··· Data for this exercise

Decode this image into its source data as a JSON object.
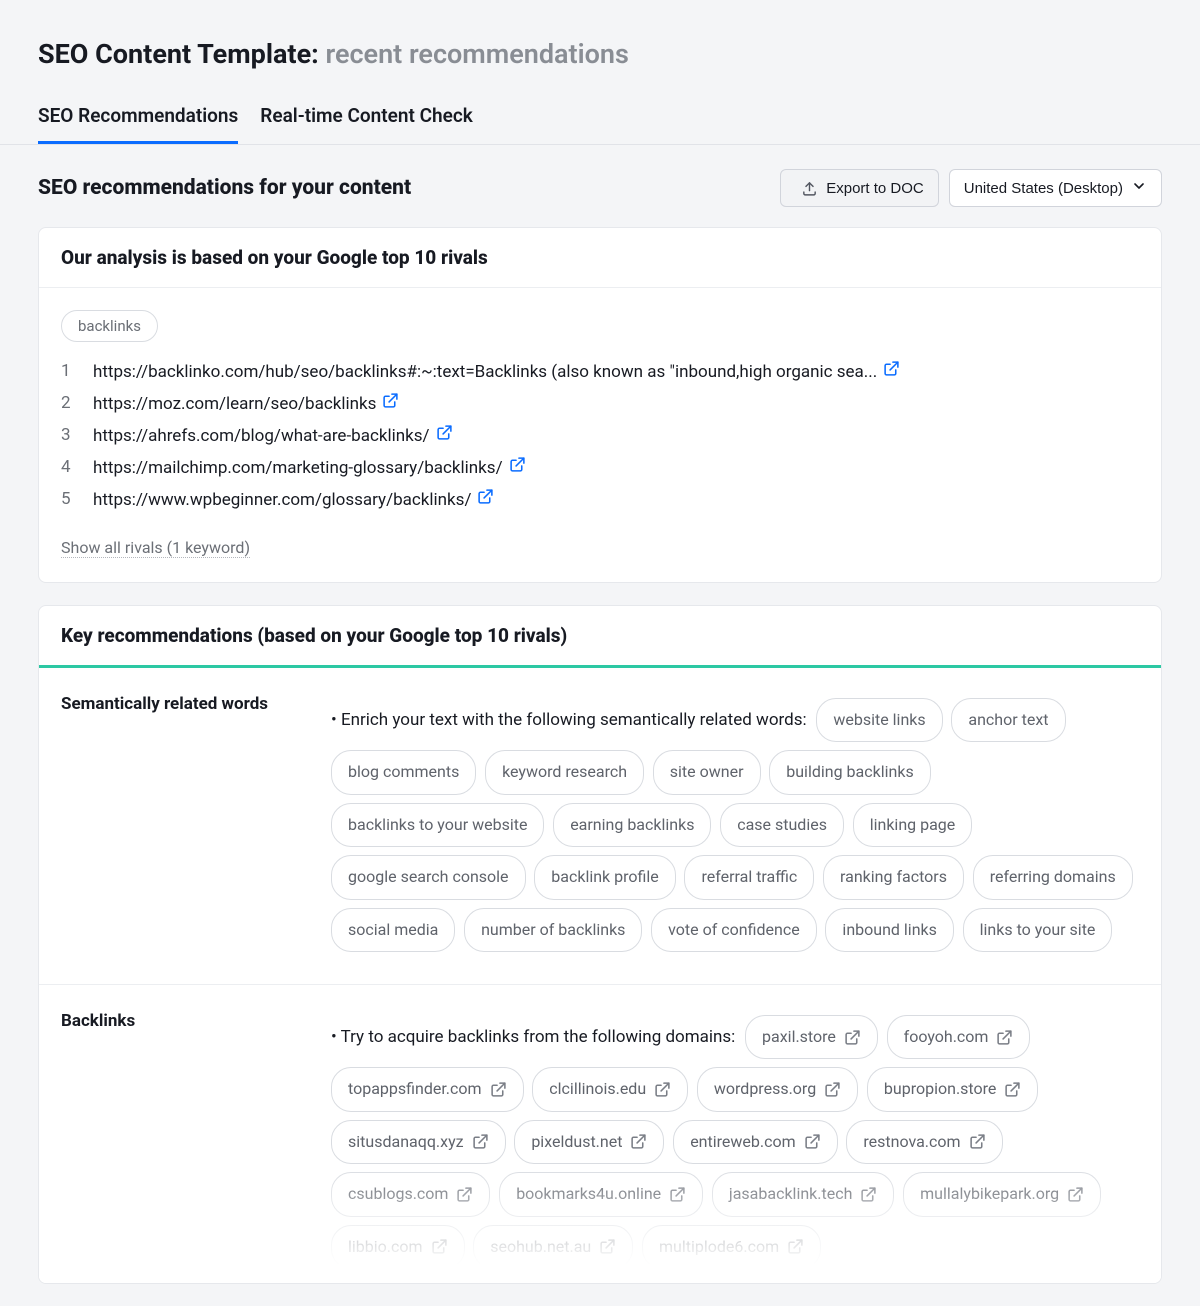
{
  "header": {
    "title": "SEO Content Template:",
    "subtitle": "recent recommendations"
  },
  "tabs": [
    {
      "label": "SEO Recommendations",
      "active": true
    },
    {
      "label": "Real-time Content Check",
      "active": false
    }
  ],
  "subheader": {
    "title": "SEO recommendations for your content",
    "export_label": "Export to DOC",
    "region_label": "United States (Desktop)"
  },
  "rivals_card": {
    "title": "Our analysis is based on your Google top 10 rivals",
    "keyword_chip": "backlinks",
    "items": [
      {
        "n": "1",
        "url": "https://backlinko.com/hub/seo/backlinks#:~:text=Backlinks (also known as \"inbound,high organic sea..."
      },
      {
        "n": "2",
        "url": "https://moz.com/learn/seo/backlinks"
      },
      {
        "n": "3",
        "url": "https://ahrefs.com/blog/what-are-backlinks/"
      },
      {
        "n": "4",
        "url": "https://mailchimp.com/marketing-glossary/backlinks/"
      },
      {
        "n": "5",
        "url": "https://www.wpbeginner.com/glossary/backlinks/"
      }
    ],
    "show_all": "Show all rivals (1 keyword)"
  },
  "keyrec": {
    "title": "Key recommendations (based on your Google top 10 rivals)",
    "semantic": {
      "label": "Semantically related words",
      "lead": "Enrich your text with the following semantically related words:",
      "words": [
        "website links",
        "anchor text",
        "blog comments",
        "keyword research",
        "site owner",
        "building backlinks",
        "backlinks to your website",
        "earning backlinks",
        "case studies",
        "linking page",
        "google search console",
        "backlink profile",
        "referral traffic",
        "ranking factors",
        "referring domains",
        "social media",
        "number of backlinks",
        "vote of confidence",
        "inbound links",
        "links to your site"
      ]
    },
    "backlinks": {
      "label": "Backlinks",
      "lead": "Try to acquire backlinks from the following domains:",
      "domains": [
        "paxil.store",
        "fooyoh.com",
        "topappsfinder.com",
        "clcillinois.edu",
        "wordpress.org",
        "bupropion.store",
        "situsdanaqq.xyz",
        "pixeldust.net",
        "entireweb.com",
        "restnova.com",
        "csublogs.com",
        "bookmarks4u.online",
        "jasabacklink.tech",
        "mullalybikepark.org",
        "libbio.com",
        "seohub.net.au",
        "multiplode6.com"
      ]
    }
  }
}
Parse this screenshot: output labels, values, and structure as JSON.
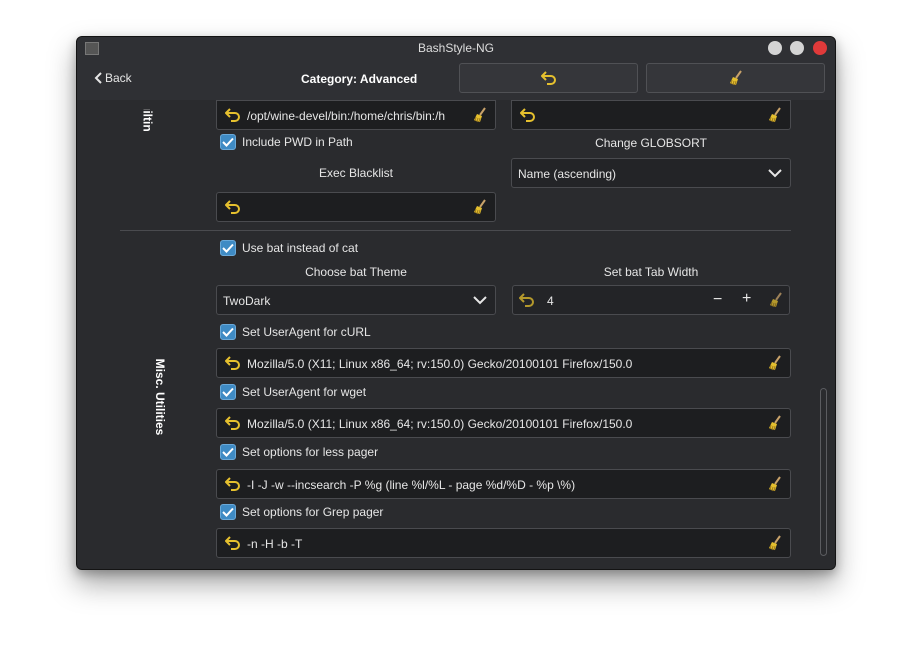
{
  "window": {
    "title": "BashStyle-NG"
  },
  "header": {
    "back_label": "Back",
    "category_title": "Category: Advanced"
  },
  "sections": {
    "builtin_label": "Builtin",
    "misc_label": "Misc. Utilities"
  },
  "builtin": {
    "path_value": "/opt/wine-devel/bin:/home/chris/bin:/h",
    "cdpath_value": "",
    "include_pwd_label": "Include PWD in Path",
    "include_pwd_checked": true,
    "globsort_label": "Change GLOBSORT",
    "globsort_value": "Name (ascending)",
    "exec_blacklist_label": "Exec Blacklist",
    "exec_blacklist_value": ""
  },
  "misc": {
    "use_bat_label": "Use bat instead of cat",
    "use_bat_checked": true,
    "bat_theme_label": "Choose bat Theme",
    "bat_theme_value": "TwoDark",
    "bat_tab_label": "Set bat Tab Width",
    "bat_tab_value": "4",
    "minus": "−",
    "plus": "+",
    "curl_ua_label": "Set UserAgent for cURL",
    "curl_ua_value": "Mozilla/5.0 (X11; Linux x86_64; rv:150.0) Gecko/20100101 Firefox/150.0",
    "wget_ua_label": "Set UserAgent for wget",
    "wget_ua_value": "Mozilla/5.0 (X11; Linux x86_64; rv:150.0) Gecko/20100101 Firefox/150.0",
    "less_label": "Set options for less pager",
    "less_value": "-I -J -w --incsearch -P %g (line %l/%L - page %d/%D - %p \\%)",
    "grep_label": "Set options for Grep pager",
    "grep_value": "-n -H -b -T"
  },
  "colors": {
    "accent": "#3f8bc4",
    "icon_yellow": "#e5c02e",
    "close_red": "#e03a3a"
  },
  "icons": {
    "undo": "undo-icon",
    "clear": "broom-icon",
    "back": "chevron-left-icon",
    "dropdown": "chevron-down-icon"
  }
}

······

Go through the records above, find every line with the word "Firefox", and list those lines.

#### Full solution:
    "curl_ua_value": "Mozilla/5.0 (X11; Linux x86_64; rv:150.0) Gecko/20100101 Firefox/150.0",
    "wget_ua_value": "Mozilla/5.0 (X11; Linux x86_64; rv:150.0) Gecko/20100101 Firefox/150.0",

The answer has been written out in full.